━━━━━ DATA SHOWN
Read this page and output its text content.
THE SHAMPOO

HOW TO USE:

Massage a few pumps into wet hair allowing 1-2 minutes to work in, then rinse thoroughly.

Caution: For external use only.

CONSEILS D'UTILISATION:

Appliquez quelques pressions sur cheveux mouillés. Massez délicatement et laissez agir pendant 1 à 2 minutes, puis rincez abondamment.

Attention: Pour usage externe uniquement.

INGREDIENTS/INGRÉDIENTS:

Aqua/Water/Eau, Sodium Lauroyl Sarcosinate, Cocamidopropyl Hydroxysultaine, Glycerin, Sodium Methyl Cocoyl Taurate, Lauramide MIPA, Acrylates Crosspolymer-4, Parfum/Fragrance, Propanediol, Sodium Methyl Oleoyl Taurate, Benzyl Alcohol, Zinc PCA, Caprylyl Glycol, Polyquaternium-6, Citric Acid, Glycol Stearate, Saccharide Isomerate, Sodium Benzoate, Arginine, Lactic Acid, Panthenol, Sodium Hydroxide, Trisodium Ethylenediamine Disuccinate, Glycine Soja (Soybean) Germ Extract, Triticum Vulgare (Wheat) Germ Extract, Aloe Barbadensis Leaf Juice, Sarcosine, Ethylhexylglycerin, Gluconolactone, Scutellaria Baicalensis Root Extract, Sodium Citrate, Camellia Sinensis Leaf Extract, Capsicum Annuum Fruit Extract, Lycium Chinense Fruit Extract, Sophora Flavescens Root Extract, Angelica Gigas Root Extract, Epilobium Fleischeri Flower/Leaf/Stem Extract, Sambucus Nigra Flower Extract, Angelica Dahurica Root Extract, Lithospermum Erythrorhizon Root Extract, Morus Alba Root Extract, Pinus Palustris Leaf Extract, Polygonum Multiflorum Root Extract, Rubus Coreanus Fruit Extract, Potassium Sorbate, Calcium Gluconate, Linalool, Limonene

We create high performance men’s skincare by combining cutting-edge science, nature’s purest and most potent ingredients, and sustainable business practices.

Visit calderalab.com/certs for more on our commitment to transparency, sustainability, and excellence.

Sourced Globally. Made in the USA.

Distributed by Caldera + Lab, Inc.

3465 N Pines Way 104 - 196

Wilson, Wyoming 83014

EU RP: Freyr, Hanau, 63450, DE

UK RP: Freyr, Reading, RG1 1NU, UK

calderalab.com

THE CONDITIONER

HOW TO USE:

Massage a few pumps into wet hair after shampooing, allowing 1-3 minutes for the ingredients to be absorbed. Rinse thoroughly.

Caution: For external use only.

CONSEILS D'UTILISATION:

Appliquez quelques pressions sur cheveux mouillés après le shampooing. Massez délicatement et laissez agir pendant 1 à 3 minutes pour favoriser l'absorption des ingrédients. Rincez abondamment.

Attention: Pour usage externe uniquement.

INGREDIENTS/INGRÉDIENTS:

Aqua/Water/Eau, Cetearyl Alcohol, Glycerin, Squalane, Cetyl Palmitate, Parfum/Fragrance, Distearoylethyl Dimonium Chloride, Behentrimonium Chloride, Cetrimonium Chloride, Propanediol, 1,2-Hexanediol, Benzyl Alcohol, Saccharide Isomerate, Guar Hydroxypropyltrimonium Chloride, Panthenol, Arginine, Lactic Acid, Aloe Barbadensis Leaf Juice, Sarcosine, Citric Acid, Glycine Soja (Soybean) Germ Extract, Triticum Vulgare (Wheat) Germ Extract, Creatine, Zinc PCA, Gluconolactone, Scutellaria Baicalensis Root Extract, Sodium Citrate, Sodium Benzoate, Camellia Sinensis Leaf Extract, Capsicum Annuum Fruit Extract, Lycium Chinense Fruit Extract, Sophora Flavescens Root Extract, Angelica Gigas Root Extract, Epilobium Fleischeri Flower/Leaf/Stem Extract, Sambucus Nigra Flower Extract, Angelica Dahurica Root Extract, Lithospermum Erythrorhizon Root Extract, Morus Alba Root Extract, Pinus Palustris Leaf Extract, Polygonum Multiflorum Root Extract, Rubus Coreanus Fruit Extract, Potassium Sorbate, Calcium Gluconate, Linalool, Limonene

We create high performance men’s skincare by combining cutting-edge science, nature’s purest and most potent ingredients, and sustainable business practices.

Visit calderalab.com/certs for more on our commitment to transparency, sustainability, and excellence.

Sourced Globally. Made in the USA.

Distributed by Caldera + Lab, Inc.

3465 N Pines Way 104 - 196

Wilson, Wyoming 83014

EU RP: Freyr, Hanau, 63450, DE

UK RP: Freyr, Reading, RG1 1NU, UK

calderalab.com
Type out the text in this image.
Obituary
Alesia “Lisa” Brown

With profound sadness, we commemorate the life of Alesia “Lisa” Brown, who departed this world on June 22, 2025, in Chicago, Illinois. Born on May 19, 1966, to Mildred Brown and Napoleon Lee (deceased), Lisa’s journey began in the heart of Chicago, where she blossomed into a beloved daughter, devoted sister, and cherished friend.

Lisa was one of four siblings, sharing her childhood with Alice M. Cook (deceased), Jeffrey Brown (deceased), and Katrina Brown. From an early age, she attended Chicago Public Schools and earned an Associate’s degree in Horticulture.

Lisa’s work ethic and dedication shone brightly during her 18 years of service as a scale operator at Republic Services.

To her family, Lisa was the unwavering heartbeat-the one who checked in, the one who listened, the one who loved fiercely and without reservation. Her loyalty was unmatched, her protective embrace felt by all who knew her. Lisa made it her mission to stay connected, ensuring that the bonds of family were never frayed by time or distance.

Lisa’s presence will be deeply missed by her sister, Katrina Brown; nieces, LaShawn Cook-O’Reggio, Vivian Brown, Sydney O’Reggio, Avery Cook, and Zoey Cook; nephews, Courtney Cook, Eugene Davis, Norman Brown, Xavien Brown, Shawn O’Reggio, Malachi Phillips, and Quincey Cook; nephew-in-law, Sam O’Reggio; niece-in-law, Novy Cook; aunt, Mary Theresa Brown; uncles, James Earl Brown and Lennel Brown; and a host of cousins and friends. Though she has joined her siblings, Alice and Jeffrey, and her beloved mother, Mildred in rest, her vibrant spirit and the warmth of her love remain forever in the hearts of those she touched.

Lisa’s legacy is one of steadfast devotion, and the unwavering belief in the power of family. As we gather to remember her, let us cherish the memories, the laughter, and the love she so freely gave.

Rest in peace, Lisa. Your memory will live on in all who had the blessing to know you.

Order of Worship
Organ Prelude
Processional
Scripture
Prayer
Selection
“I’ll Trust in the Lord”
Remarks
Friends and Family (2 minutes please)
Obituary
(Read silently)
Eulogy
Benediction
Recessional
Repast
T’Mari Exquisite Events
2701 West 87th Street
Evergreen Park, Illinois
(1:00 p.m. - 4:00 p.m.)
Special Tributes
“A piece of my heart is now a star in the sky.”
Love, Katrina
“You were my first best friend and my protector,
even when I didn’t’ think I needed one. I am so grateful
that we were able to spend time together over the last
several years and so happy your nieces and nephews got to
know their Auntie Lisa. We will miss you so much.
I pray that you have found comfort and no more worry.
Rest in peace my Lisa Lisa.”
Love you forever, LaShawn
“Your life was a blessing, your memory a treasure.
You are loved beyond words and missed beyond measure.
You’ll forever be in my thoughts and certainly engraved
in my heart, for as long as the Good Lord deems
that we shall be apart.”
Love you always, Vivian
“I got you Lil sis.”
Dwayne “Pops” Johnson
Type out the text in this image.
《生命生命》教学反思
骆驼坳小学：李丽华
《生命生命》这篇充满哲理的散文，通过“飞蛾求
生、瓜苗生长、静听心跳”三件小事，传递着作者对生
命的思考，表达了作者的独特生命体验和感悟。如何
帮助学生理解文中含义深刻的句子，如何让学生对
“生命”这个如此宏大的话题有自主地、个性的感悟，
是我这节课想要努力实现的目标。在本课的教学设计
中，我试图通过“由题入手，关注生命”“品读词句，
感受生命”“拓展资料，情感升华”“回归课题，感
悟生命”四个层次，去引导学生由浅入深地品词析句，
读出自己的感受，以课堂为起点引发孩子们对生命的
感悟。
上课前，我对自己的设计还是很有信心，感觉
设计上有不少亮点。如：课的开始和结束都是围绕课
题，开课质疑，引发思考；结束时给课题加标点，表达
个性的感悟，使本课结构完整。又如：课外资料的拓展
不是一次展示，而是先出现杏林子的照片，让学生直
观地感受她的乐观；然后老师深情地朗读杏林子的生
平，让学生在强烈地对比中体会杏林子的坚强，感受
━━━━━━━━━━
In the material above, find each line that contains the word "this", and select it.

Read this page and output its text content.
Type out the text in this image.
With profound sadness, we commemorate the life of Alesia “Lisa” Brown, who departed this world on June 22, 2025, in Chicago, Illinois. Born on May 19, 1966, to Mildred Brown and Napoleon Lee (deceased), Lisa’s journey began in the heart of Chicago, where she blossomed into a beloved daughter, devoted sister, and cherished friend.
Type out the text in this image.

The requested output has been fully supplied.